Exercise requirements :: Without including the pictures, copy each line below exactly as it reads.

Exercise materials below:

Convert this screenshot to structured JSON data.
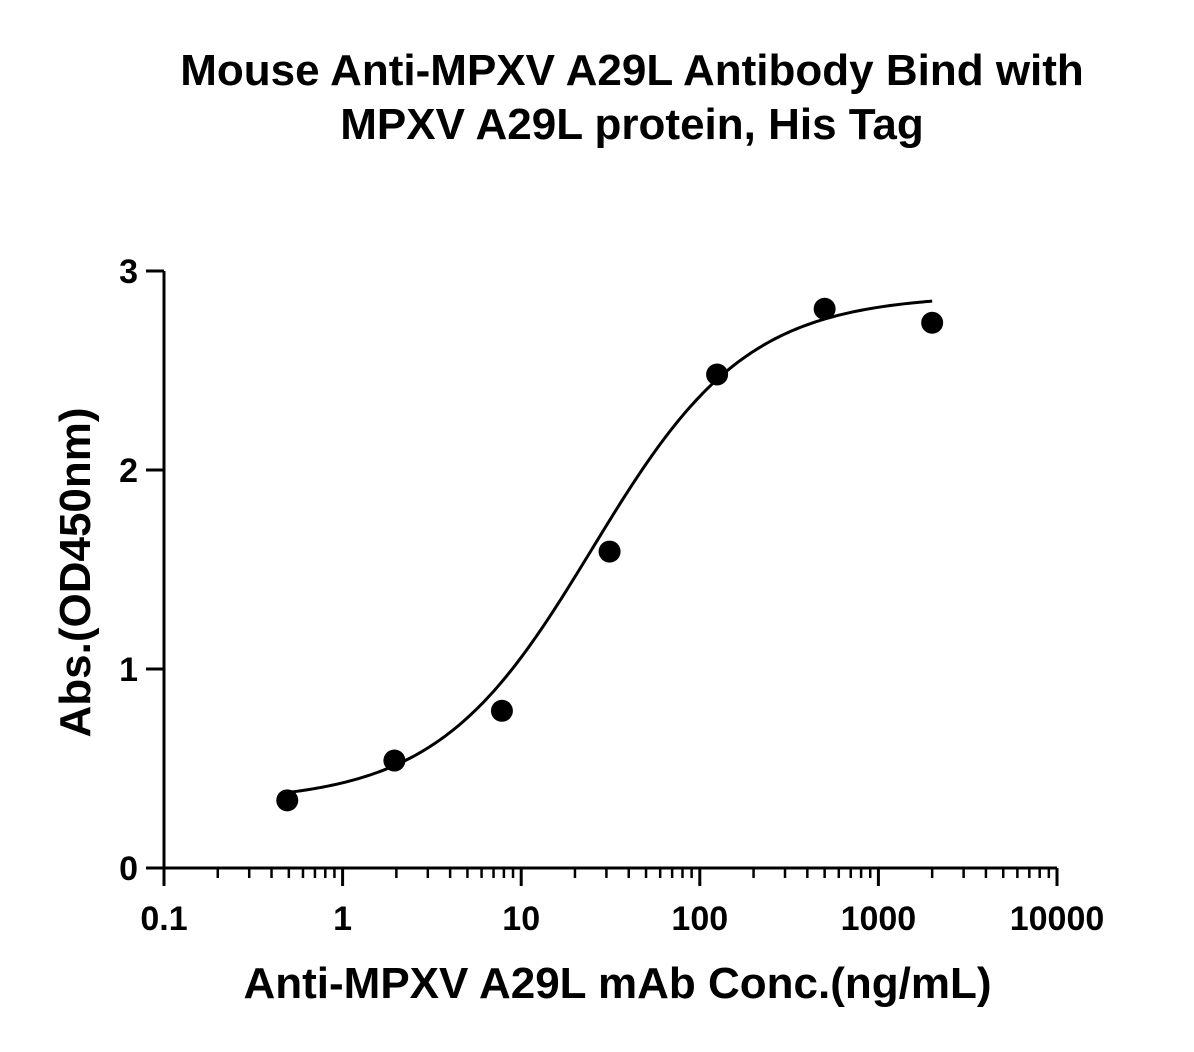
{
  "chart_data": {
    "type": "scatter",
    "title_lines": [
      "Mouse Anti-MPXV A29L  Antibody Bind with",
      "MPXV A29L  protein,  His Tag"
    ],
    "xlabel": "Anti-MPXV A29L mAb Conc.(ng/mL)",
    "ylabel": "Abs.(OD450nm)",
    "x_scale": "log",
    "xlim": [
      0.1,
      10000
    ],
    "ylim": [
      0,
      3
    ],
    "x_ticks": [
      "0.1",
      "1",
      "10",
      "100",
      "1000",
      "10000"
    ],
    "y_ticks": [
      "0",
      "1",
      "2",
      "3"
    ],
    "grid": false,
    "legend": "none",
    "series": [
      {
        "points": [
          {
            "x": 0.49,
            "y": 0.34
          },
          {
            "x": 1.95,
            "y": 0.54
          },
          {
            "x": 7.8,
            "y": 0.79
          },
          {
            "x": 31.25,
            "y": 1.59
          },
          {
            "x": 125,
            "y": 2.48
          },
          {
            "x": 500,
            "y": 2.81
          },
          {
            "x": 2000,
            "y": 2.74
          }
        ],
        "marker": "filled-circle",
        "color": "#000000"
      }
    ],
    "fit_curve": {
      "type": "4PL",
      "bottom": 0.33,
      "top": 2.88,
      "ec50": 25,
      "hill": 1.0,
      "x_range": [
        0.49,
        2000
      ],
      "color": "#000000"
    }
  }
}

End of Exercise materials.

Written answer ::
Convert this screenshot to structured JSON data.
{
  "chart_data": {
    "type": "scatter",
    "title_lines": [
      "Mouse Anti-MPXV A29L  Antibody Bind with",
      "MPXV A29L  protein,  His Tag"
    ],
    "xlabel": "Anti-MPXV A29L mAb Conc.(ng/mL)",
    "ylabel": "Abs.(OD450nm)",
    "x_scale": "log",
    "xlim": [
      0.1,
      10000
    ],
    "ylim": [
      0,
      3
    ],
    "x_ticks": [
      "0.1",
      "1",
      "10",
      "100",
      "1000",
      "10000"
    ],
    "y_ticks": [
      "0",
      "1",
      "2",
      "3"
    ],
    "grid": false,
    "legend": "none",
    "series": [
      {
        "points": [
          {
            "x": 0.49,
            "y": 0.34
          },
          {
            "x": 1.95,
            "y": 0.54
          },
          {
            "x": 7.8,
            "y": 0.79
          },
          {
            "x": 31.25,
            "y": 1.59
          },
          {
            "x": 125,
            "y": 2.48
          },
          {
            "x": 500,
            "y": 2.81
          },
          {
            "x": 2000,
            "y": 2.74
          }
        ],
        "marker": "filled-circle",
        "color": "#000000"
      }
    ],
    "fit_curve": {
      "type": "4PL",
      "bottom": 0.33,
      "top": 2.88,
      "ec50": 25,
      "hill": 1.0,
      "x_range": [
        0.49,
        2000
      ],
      "color": "#000000"
    }
  }
}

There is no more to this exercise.